The problem: Beneath this sentence is a set of records; write each of them out exactly.

Information shown:

>> BEGIN

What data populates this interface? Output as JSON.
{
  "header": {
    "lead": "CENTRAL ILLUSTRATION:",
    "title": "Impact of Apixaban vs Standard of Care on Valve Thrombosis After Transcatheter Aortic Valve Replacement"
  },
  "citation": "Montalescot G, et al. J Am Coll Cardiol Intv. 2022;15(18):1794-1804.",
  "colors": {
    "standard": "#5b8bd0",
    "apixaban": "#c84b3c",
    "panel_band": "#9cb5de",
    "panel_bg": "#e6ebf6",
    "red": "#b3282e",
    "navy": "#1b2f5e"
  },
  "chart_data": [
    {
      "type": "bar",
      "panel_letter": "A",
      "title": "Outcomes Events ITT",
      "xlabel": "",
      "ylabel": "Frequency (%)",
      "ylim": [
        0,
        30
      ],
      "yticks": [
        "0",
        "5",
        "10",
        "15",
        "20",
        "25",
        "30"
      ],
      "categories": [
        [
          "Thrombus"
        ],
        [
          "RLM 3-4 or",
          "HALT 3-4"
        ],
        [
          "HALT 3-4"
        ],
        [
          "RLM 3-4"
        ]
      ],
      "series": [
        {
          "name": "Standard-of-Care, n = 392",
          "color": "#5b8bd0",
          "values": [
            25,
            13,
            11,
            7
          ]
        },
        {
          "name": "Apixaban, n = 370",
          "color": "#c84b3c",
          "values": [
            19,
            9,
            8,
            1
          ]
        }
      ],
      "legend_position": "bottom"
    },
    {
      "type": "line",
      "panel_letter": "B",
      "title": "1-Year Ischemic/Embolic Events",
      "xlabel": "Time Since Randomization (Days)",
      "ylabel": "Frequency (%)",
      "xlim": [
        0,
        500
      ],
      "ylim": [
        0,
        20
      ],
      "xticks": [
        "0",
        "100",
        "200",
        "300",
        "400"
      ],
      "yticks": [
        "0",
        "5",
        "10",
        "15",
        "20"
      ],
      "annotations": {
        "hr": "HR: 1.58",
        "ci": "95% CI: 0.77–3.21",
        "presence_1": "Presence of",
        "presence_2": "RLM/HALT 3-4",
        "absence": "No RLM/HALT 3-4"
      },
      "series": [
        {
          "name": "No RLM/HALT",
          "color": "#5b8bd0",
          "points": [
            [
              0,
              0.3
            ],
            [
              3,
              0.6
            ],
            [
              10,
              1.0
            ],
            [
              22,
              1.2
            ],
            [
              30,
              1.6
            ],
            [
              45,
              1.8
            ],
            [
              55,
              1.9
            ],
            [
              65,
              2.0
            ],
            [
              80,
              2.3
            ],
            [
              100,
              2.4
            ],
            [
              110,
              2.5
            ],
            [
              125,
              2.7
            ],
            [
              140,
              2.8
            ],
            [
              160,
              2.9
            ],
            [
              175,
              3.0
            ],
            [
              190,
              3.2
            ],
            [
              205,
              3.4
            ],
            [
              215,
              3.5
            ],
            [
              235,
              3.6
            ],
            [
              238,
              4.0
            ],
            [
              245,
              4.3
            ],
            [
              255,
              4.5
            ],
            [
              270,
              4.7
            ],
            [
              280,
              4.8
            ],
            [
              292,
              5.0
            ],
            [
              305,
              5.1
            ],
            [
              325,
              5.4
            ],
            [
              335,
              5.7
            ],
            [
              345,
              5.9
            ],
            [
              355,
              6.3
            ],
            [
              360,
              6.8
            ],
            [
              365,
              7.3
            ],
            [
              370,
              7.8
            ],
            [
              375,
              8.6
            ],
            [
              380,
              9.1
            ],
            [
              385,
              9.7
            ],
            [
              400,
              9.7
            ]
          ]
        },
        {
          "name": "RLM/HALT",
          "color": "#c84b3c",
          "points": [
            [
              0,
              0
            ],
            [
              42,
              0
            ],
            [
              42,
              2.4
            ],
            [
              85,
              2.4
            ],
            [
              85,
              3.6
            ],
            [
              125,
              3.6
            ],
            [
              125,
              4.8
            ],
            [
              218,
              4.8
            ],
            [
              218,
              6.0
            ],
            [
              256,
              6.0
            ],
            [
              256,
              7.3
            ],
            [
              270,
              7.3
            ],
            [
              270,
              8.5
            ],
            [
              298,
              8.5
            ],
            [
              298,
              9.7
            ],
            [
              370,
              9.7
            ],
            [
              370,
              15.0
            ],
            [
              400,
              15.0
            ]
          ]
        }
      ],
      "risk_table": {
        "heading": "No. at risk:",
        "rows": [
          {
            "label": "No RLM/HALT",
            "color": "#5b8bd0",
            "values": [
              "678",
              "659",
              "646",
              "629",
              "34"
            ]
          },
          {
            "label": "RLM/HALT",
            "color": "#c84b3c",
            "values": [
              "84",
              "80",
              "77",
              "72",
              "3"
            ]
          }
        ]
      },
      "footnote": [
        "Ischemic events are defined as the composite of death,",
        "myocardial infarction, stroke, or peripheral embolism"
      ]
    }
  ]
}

>> END

Result of the exercise:
What data populates this interface? Output as JSON.
{
  "header": {
    "lead": "CENTRAL ILLUSTRATION:",
    "title": "Impact of Apixaban vs Standard of Care on Valve Thrombosis After Transcatheter Aortic Valve Replacement"
  },
  "citation": "Montalescot G, et al. J Am Coll Cardiol Intv. 2022;15(18):1794-1804.",
  "colors": {
    "standard": "#5b8bd0",
    "apixaban": "#c84b3c",
    "panel_band": "#9cb5de",
    "panel_bg": "#e6ebf6",
    "red": "#b3282e",
    "navy": "#1b2f5e"
  },
  "chart_data": [
    {
      "type": "bar",
      "panel_letter": "A",
      "title": "Outcomes Events ITT",
      "xlabel": "",
      "ylabel": "Frequency (%)",
      "ylim": [
        0,
        30
      ],
      "yticks": [
        "0",
        "5",
        "10",
        "15",
        "20",
        "25",
        "30"
      ],
      "categories": [
        [
          "Thrombus"
        ],
        [
          "RLM 3-4 or",
          "HALT 3-4"
        ],
        [
          "HALT 3-4"
        ],
        [
          "RLM 3-4"
        ]
      ],
      "series": [
        {
          "name": "Standard-of-Care, n = 392",
          "color": "#5b8bd0",
          "values": [
            25,
            13,
            11,
            7
          ]
        },
        {
          "name": "Apixaban, n = 370",
          "color": "#c84b3c",
          "values": [
            19,
            9,
            8,
            1
          ]
        }
      ],
      "legend_position": "bottom"
    },
    {
      "type": "line",
      "panel_letter": "B",
      "title": "1-Year Ischemic/Embolic Events",
      "xlabel": "Time Since Randomization (Days)",
      "ylabel": "Frequency (%)",
      "xlim": [
        0,
        500
      ],
      "ylim": [
        0,
        20
      ],
      "xticks": [
        "0",
        "100",
        "200",
        "300",
        "400"
      ],
      "yticks": [
        "0",
        "5",
        "10",
        "15",
        "20"
      ],
      "annotations": {
        "hr": "HR: 1.58",
        "ci": "95% CI: 0.77–3.21",
        "presence_1": "Presence of",
        "presence_2": "RLM/HALT 3-4",
        "absence": "No RLM/HALT 3-4"
      },
      "series": [
        {
          "name": "No RLM/HALT",
          "color": "#5b8bd0",
          "points": [
            [
              0,
              0.3
            ],
            [
              3,
              0.6
            ],
            [
              10,
              1.0
            ],
            [
              22,
              1.2
            ],
            [
              30,
              1.6
            ],
            [
              45,
              1.8
            ],
            [
              55,
              1.9
            ],
            [
              65,
              2.0
            ],
            [
              80,
              2.3
            ],
            [
              100,
              2.4
            ],
            [
              110,
              2.5
            ],
            [
              125,
              2.7
            ],
            [
              140,
              2.8
            ],
            [
              160,
              2.9
            ],
            [
              175,
              3.0
            ],
            [
              190,
              3.2
            ],
            [
              205,
              3.4
            ],
            [
              215,
              3.5
            ],
            [
              235,
              3.6
            ],
            [
              238,
              4.0
            ],
            [
              245,
              4.3
            ],
            [
              255,
              4.5
            ],
            [
              270,
              4.7
            ],
            [
              280,
              4.8
            ],
            [
              292,
              5.0
            ],
            [
              305,
              5.1
            ],
            [
              325,
              5.4
            ],
            [
              335,
              5.7
            ],
            [
              345,
              5.9
            ],
            [
              355,
              6.3
            ],
            [
              360,
              6.8
            ],
            [
              365,
              7.3
            ],
            [
              370,
              7.8
            ],
            [
              375,
              8.6
            ],
            [
              380,
              9.1
            ],
            [
              385,
              9.7
            ],
            [
              400,
              9.7
            ]
          ]
        },
        {
          "name": "RLM/HALT",
          "color": "#c84b3c",
          "points": [
            [
              0,
              0
            ],
            [
              42,
              0
            ],
            [
              42,
              2.4
            ],
            [
              85,
              2.4
            ],
            [
              85,
              3.6
            ],
            [
              125,
              3.6
            ],
            [
              125,
              4.8
            ],
            [
              218,
              4.8
            ],
            [
              218,
              6.0
            ],
            [
              256,
              6.0
            ],
            [
              256,
              7.3
            ],
            [
              270,
              7.3
            ],
            [
              270,
              8.5
            ],
            [
              298,
              8.5
            ],
            [
              298,
              9.7
            ],
            [
              370,
              9.7
            ],
            [
              370,
              15.0
            ],
            [
              400,
              15.0
            ]
          ]
        }
      ],
      "risk_table": {
        "heading": "No. at risk:",
        "rows": [
          {
            "label": "No RLM/HALT",
            "color": "#5b8bd0",
            "values": [
              "678",
              "659",
              "646",
              "629",
              "34"
            ]
          },
          {
            "label": "RLM/HALT",
            "color": "#c84b3c",
            "values": [
              "84",
              "80",
              "77",
              "72",
              "3"
            ]
          }
        ]
      },
      "footnote": [
        "Ischemic events are defined as the composite of death,",
        "myocardial infarction, stroke, or peripheral embolism"
      ]
    }
  ]
}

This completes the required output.